_Task_:
Restate the data word for word and leave the images out.

_Dataset records_:
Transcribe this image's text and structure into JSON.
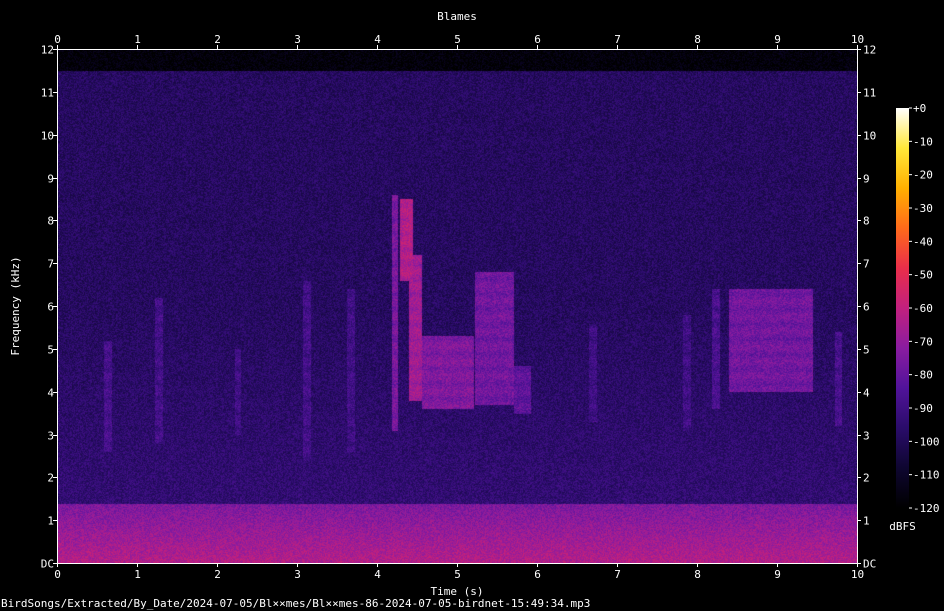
{
  "chart_data": {
    "type": "heatmap",
    "title": "Blames",
    "xlabel": "Time (s)",
    "ylabel": "Frequency (kHz)",
    "xlim": [
      0,
      10
    ],
    "ylim": [
      0,
      12
    ],
    "x_ticks": [
      "0",
      "1",
      "2",
      "3",
      "4",
      "5",
      "6",
      "7",
      "8",
      "9",
      "10"
    ],
    "y_ticks": [
      "DC",
      "1",
      "2",
      "3",
      "4",
      "5",
      "6",
      "7",
      "8",
      "9",
      "10",
      "11",
      "12"
    ],
    "colorbar": {
      "label": "dBFS",
      "range": [
        -120,
        0
      ],
      "ticks": [
        "+0",
        "-10",
        "-20",
        "-30",
        "-40",
        "-50",
        "-60",
        "-70",
        "-80",
        "-90",
        "-100",
        "-110",
        "-120"
      ],
      "colors": [
        "#000000",
        "#0e0630",
        "#2a0c6a",
        "#51139a",
        "#8a1ca0",
        "#c2207e",
        "#ea2e4a",
        "#ff6a1a",
        "#ffb000",
        "#ffe83a",
        "#ffffff"
      ]
    },
    "signal_ceiling_khz": 11.5,
    "background_level_dbfs": -98,
    "low_freq_band": {
      "freq_max": 1.4,
      "level_dbfs": -75
    },
    "events": [
      {
        "t0": 0.58,
        "t1": 0.68,
        "f0": 2.6,
        "f1": 5.2,
        "level_dbfs": -86
      },
      {
        "t0": 1.22,
        "t1": 1.32,
        "f0": 2.8,
        "f1": 6.2,
        "level_dbfs": -87
      },
      {
        "t0": 2.22,
        "t1": 2.3,
        "f0": 3.0,
        "f1": 5.0,
        "level_dbfs": -88
      },
      {
        "t0": 3.07,
        "t1": 3.17,
        "f0": 2.4,
        "f1": 6.6,
        "level_dbfs": -87
      },
      {
        "t0": 3.62,
        "t1": 3.72,
        "f0": 2.6,
        "f1": 6.4,
        "level_dbfs": -88
      },
      {
        "t0": 4.18,
        "t1": 4.26,
        "f0": 3.1,
        "f1": 8.6,
        "level_dbfs": -74
      },
      {
        "t0": 4.28,
        "t1": 4.44,
        "f0": 6.6,
        "f1": 8.5,
        "level_dbfs": -62
      },
      {
        "t0": 4.4,
        "t1": 4.56,
        "f0": 3.8,
        "f1": 7.2,
        "level_dbfs": -66
      },
      {
        "t0": 4.56,
        "t1": 5.2,
        "f0": 3.6,
        "f1": 5.3,
        "level_dbfs": -73
      },
      {
        "t0": 5.22,
        "t1": 5.7,
        "f0": 3.7,
        "f1": 6.8,
        "level_dbfs": -76
      },
      {
        "t0": 5.7,
        "t1": 5.92,
        "f0": 3.5,
        "f1": 4.6,
        "level_dbfs": -80
      },
      {
        "t0": 6.64,
        "t1": 6.74,
        "f0": 3.3,
        "f1": 5.6,
        "level_dbfs": -88
      },
      {
        "t0": 7.82,
        "t1": 7.92,
        "f0": 3.1,
        "f1": 5.8,
        "level_dbfs": -88
      },
      {
        "t0": 8.18,
        "t1": 8.28,
        "f0": 3.6,
        "f1": 6.4,
        "level_dbfs": -85
      },
      {
        "t0": 8.4,
        "t1": 9.44,
        "f0": 4.0,
        "f1": 6.4,
        "level_dbfs": -76
      },
      {
        "t0": 9.72,
        "t1": 9.8,
        "f0": 3.2,
        "f1": 5.4,
        "level_dbfs": -86
      }
    ],
    "source_file": "BirdSongs/Extracted/By_Date/2024-07-05/Bl××mes/Bl××mes-86-2024-07-05-birdnet-15:49:34.mp3"
  }
}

_Solution to this problem_:
Transcribe this image's text and structure into JSON.
{
  "chart_data": {
    "type": "heatmap",
    "title": "Blames",
    "xlabel": "Time (s)",
    "ylabel": "Frequency (kHz)",
    "xlim": [
      0,
      10
    ],
    "ylim": [
      0,
      12
    ],
    "x_ticks": [
      "0",
      "1",
      "2",
      "3",
      "4",
      "5",
      "6",
      "7",
      "8",
      "9",
      "10"
    ],
    "y_ticks": [
      "DC",
      "1",
      "2",
      "3",
      "4",
      "5",
      "6",
      "7",
      "8",
      "9",
      "10",
      "11",
      "12"
    ],
    "colorbar": {
      "label": "dBFS",
      "range": [
        -120,
        0
      ],
      "ticks": [
        "+0",
        "-10",
        "-20",
        "-30",
        "-40",
        "-50",
        "-60",
        "-70",
        "-80",
        "-90",
        "-100",
        "-110",
        "-120"
      ],
      "colors": [
        "#000000",
        "#0e0630",
        "#2a0c6a",
        "#51139a",
        "#8a1ca0",
        "#c2207e",
        "#ea2e4a",
        "#ff6a1a",
        "#ffb000",
        "#ffe83a",
        "#ffffff"
      ]
    },
    "signal_ceiling_khz": 11.5,
    "background_level_dbfs": -98,
    "low_freq_band": {
      "freq_max": 1.4,
      "level_dbfs": -75
    },
    "events": [
      {
        "t0": 0.58,
        "t1": 0.68,
        "f0": 2.6,
        "f1": 5.2,
        "level_dbfs": -86
      },
      {
        "t0": 1.22,
        "t1": 1.32,
        "f0": 2.8,
        "f1": 6.2,
        "level_dbfs": -87
      },
      {
        "t0": 2.22,
        "t1": 2.3,
        "f0": 3.0,
        "f1": 5.0,
        "level_dbfs": -88
      },
      {
        "t0": 3.07,
        "t1": 3.17,
        "f0": 2.4,
        "f1": 6.6,
        "level_dbfs": -87
      },
      {
        "t0": 3.62,
        "t1": 3.72,
        "f0": 2.6,
        "f1": 6.4,
        "level_dbfs": -88
      },
      {
        "t0": 4.18,
        "t1": 4.26,
        "f0": 3.1,
        "f1": 8.6,
        "level_dbfs": -74
      },
      {
        "t0": 4.28,
        "t1": 4.44,
        "f0": 6.6,
        "f1": 8.5,
        "level_dbfs": -62
      },
      {
        "t0": 4.4,
        "t1": 4.56,
        "f0": 3.8,
        "f1": 7.2,
        "level_dbfs": -66
      },
      {
        "t0": 4.56,
        "t1": 5.2,
        "f0": 3.6,
        "f1": 5.3,
        "level_dbfs": -73
      },
      {
        "t0": 5.22,
        "t1": 5.7,
        "f0": 3.7,
        "f1": 6.8,
        "level_dbfs": -76
      },
      {
        "t0": 5.7,
        "t1": 5.92,
        "f0": 3.5,
        "f1": 4.6,
        "level_dbfs": -80
      },
      {
        "t0": 6.64,
        "t1": 6.74,
        "f0": 3.3,
        "f1": 5.6,
        "level_dbfs": -88
      },
      {
        "t0": 7.82,
        "t1": 7.92,
        "f0": 3.1,
        "f1": 5.8,
        "level_dbfs": -88
      },
      {
        "t0": 8.18,
        "t1": 8.28,
        "f0": 3.6,
        "f1": 6.4,
        "level_dbfs": -85
      },
      {
        "t0": 8.4,
        "t1": 9.44,
        "f0": 4.0,
        "f1": 6.4,
        "level_dbfs": -76
      },
      {
        "t0": 9.72,
        "t1": 9.8,
        "f0": 3.2,
        "f1": 5.4,
        "level_dbfs": -86
      }
    ],
    "source_file": "BirdSongs/Extracted/By_Date/2024-07-05/Bl××mes/Bl××mes-86-2024-07-05-birdnet-15:49:34.mp3"
  }
}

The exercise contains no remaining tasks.